— start —

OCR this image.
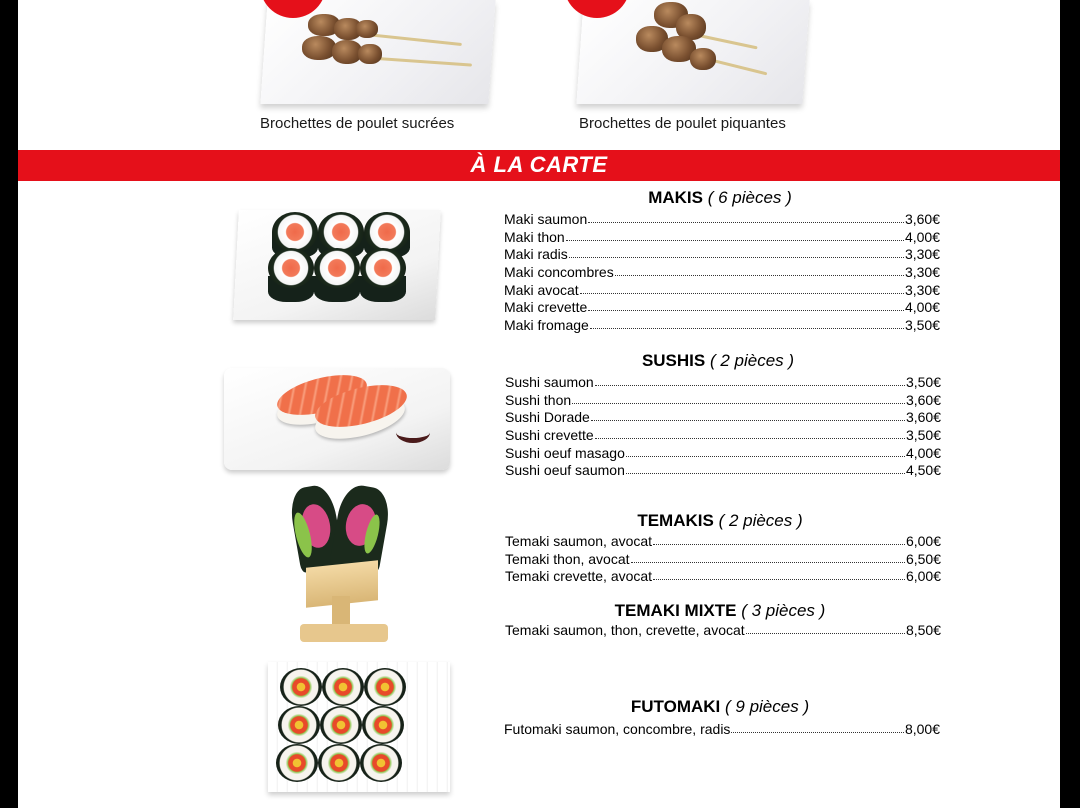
Brochettes de poulet sucrées	Brochettes de poulet piquantes
À LA CARTE
MAKIS ( 6 pièces )
Maki saumon	3,60€
Maki thon	4,00€
Maki radis	3,30€
Maki concombres	3,30€
Maki avocat	3,30€
Maki crevette	4,00€
Maki fromage	3,50€
SUSHIS ( 2 pièces )
Sushi saumon	3,50€
Sushi thon	3,60€
Sushi Dorade	3,60€
Sushi crevette	3,50€
Sushi oeuf masago	4,00€
Sushi oeuf saumon	4,50€
TEMAKIS ( 2 pièces )
Temaki saumon, avocat	6,00€
Temaki thon, avocat	6,50€
Temaki crevette, avocat	6,00€
TEMAKI MIXTE ( 3 pièces )
Temaki saumon, thon, crevette, avocat	8,50€
FUTOMAKI ( 9 pièces )
Futomaki saumon, concombre, radis	8,00€
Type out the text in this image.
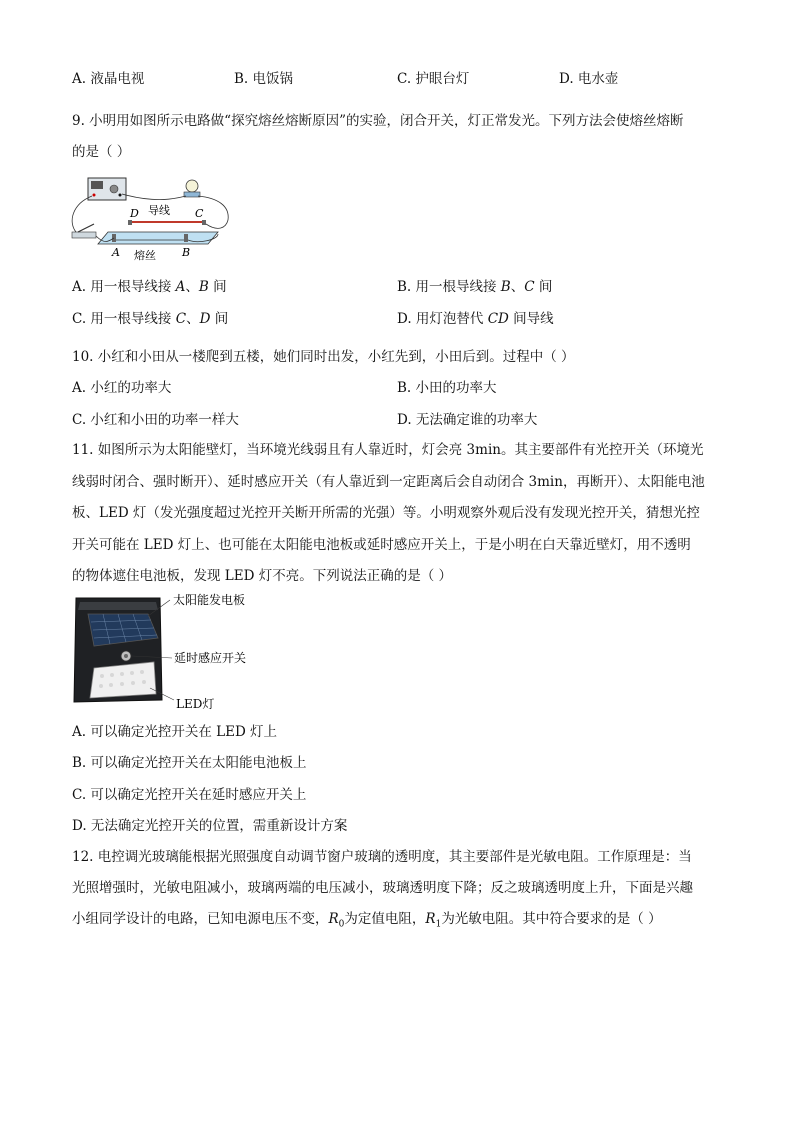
A. 液晶电视	B. 电饭锅	C. 护眼台灯	D. 电水壶
9. 小明用如图所示电路做“探究熔丝熔断原因”的实验，闭合开关，灯正常发光。下列方法会使熔丝熔断
的是（ ）
D	C
导线
A	B
熔丝
A. 用一根导线接 A、B 间	B. 用一根导线接 B、C 间
C. 用一根导线接 C、D 间	D. 用灯泡替代 CD 间导线
10. 小红和小田从一楼爬到五楼，她们同时出发，小红先到，小田后到。过程中（ ）
A. 小红的功率大	B. 小田的功率大
C. 小红和小田的功率一样大	D. 无法确定谁的功率大
11. 如图所示为太阳能壁灯，当环境光线弱且有人靠近时，灯会亮 3min。其主要部件有光控开关（环境光
线弱时闭合、强时断开）、延时感应开关（有人靠近到一定距离后会自动闭合 3min，再断开）、太阳能电池
板、LED 灯（发光强度超过光控开关断开所需的光强）等。小明观察外观后没有发现光控开关，猜想光控
开关可能在 LED 灯上、也可能在太阳能电池板或延时感应开关上，于是小明在白天靠近壁灯，用不透明
的物体遮住电池板，发现 LED 灯不亮。下列说法正确的是（ ）
太阳能发电板
延时感应开关
LED灯
A. 可以确定光控开关在 LED 灯上
B. 可以确定光控开关在太阳能电池板上
C. 可以确定光控开关在延时感应开关上
D. 无法确定光控开关的位置，需重新设计方案
12. 电控调光玻璃能根据光照强度自动调节窗户玻璃的透明度，其主要部件是光敏电阻。工作原理是：当
光照增强时，光敏电阻减小，玻璃两端的电压减小，玻璃透明度下降；反之玻璃透明度上升，下面是兴趣
小组同学设计的电路，已知电源电压不变，$R_0$为定值电阻，$R_1$为光敏电阻。其中符合要求的是（ ）
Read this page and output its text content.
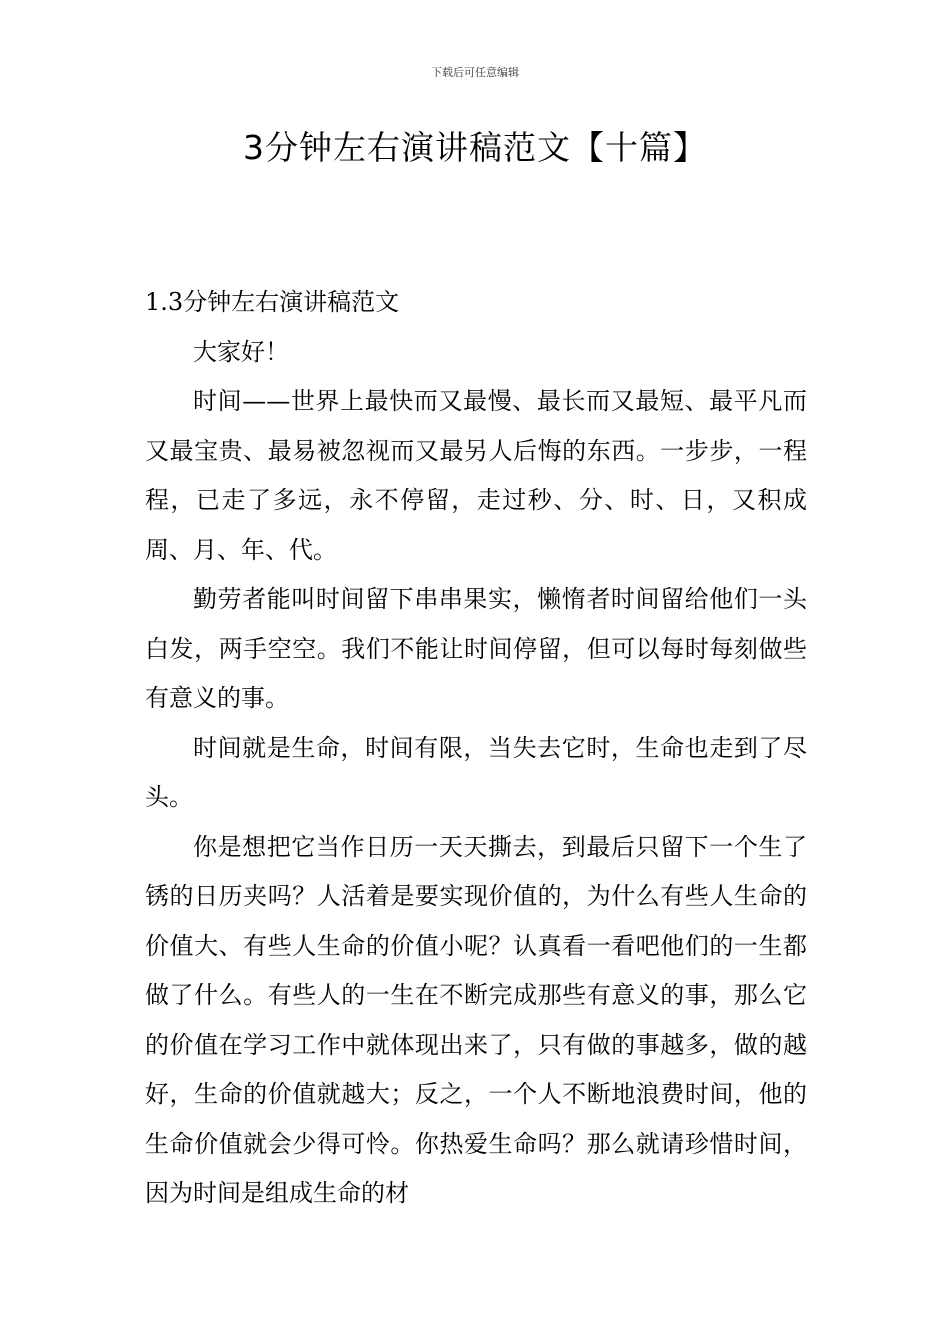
下载后可任意编辑
3分钟左右演讲稿范文【十篇】

1.3分钟左右演讲稿范文

大家好！

时间——世界上最快而又最慢、最长而又最短、最平凡而又最宝贵、最易被忽视而又最另人后悔的东西。一步步，一程程，已走了多远，永不停留，走过秒、分、时、日，又积成周、月、年、代。

勤劳者能叫时间留下串串果实，懒惰者时间留给他们一头白发，两手空空。我们不能让时间停留，但可以每时每刻做些有意义的事。

时间就是生命，时间有限，当失去它时，生命也走到了尽头。

你是想把它当作日历一天天撕去，到最后只留下一个生了锈的日历夹吗？人活着是要实现价值的，为什么有些人生命的价值大、有些人生命的价值小呢？认真看一看吧他们的一生都做了什么。有些人的一生在不断完成那些有意义的事，那么它的价值在学习工作中就体现出来了，只有做的事越多，做的越好，生命的价值就越大；反之，一个人不断地浪费时间，他的生命价值就会少得可怜。你热爱生命吗？那么就请珍惜时间，因为时间是组成生命的材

— end —

Without the pictures, return all the records precisely as they stand.

● Expected answer:
OCR this image.
Brochettes de poulet sucrées	Brochettes de poulet piquantes
À LA CARTE
MAKIS ( 6 pièces )
Maki saumon	3,60€
Maki thon	4,00€
Maki radis	3,30€
Maki concombres	3,30€
Maki avocat	3,30€
Maki crevette	4,00€
Maki fromage	3,50€
SUSHIS ( 2 pièces )
Sushi saumon	3,50€
Sushi thon	3,60€
Sushi Dorade	3,60€
Sushi crevette	3,50€
Sushi oeuf masago	4,00€
Sushi oeuf saumon	4,50€
TEMAKIS ( 2 pièces )
Temaki saumon, avocat	6,00€
Temaki thon, avocat	6,50€
Temaki crevette, avocat	6,00€
TEMAKI MIXTE ( 3 pièces )
Temaki saumon, thon, crevette, avocat	8,50€
FUTOMAKI ( 9 pièces )
Futomaki saumon, concombre, radis	8,00€
Type out the text in this image.
A. 液晶电视	B. 电饭锅	C. 护眼台灯	D. 电水壶
9. 小明用如图所示电路做“探究熔丝熔断原因”的实验，闭合开关，灯正常发光。下列方法会使熔丝熔断
的是（ ）
D	C
导线
A	B
熔丝
A. 用一根导线接 A、B 间	B. 用一根导线接 B、C 间
C. 用一根导线接 C、D 间	D. 用灯泡替代 CD 间导线
10. 小红和小田从一楼爬到五楼，她们同时出发，小红先到，小田后到。过程中（ ）
A. 小红的功率大	B. 小田的功率大
C. 小红和小田的功率一样大	D. 无法确定谁的功率大
11. 如图所示为太阳能壁灯，当环境光线弱且有人靠近时，灯会亮 3min。其主要部件有光控开关（环境光
线弱时闭合、强时断开）、延时感应开关（有人靠近到一定距离后会自动闭合 3min，再断开）、太阳能电池
板、LED 灯（发光强度超过光控开关断开所需的光强）等。小明观察外观后没有发现光控开关，猜想光控
开关可能在 LED 灯上、也可能在太阳能电池板或延时感应开关上，于是小明在白天靠近壁灯，用不透明
的物体遮住电池板，发现 LED 灯不亮。下列说法正确的是（ ）
太阳能发电板
延时感应开关
LED灯
A. 可以确定光控开关在 LED 灯上
B. 可以确定光控开关在太阳能电池板上
C. 可以确定光控开关在延时感应开关上
D. 无法确定光控开关的位置，需重新设计方案
12. 电控调光玻璃能根据光照强度自动调节窗户玻璃的透明度，其主要部件是光敏电阻。工作原理是：当
光照增强时，光敏电阻减小，玻璃两端的电压减小，玻璃透明度下降；反之玻璃透明度上升，下面是兴趣
小组同学设计的电路，已知电源电压不变，$R_0$为定值电阻，$R_1$为光敏电阻。其中符合要求的是（ ）
Read this page and output its text content.
下载后可任意编辑
3分钟左右演讲稿范文【十篇】

1.3分钟左右演讲稿范文

大家好！

时间——世界上最快而又最慢、最长而又最短、最平凡而又最宝贵、最易被忽视而又最另人后悔的东西。一步步，一程程，已走了多远，永不停留，走过秒、分、时、日，又积成周、月、年、代。

勤劳者能叫时间留下串串果实，懒惰者时间留给他们一头白发，两手空空。我们不能让时间停留，但可以每时每刻做些有意义的事。

时间就是生命，时间有限，当失去它时，生命也走到了尽头。

你是想把它当作日历一天天撕去，到最后只留下一个生了锈的日历夹吗？人活着是要实现价值的，为什么有些人生命的价值大、有些人生命的价值小呢？认真看一看吧他们的一生都做了什么。有些人的一生在不断完成那些有意义的事，那么它的价值在学习工作中就体现出来了，只有做的事越多，做的越好，生命的价值就越大；反之，一个人不断地浪费时间，他的生命价值就会少得可怜。你热爱生命吗？那么就请珍惜时间，因为时间是组成生命的材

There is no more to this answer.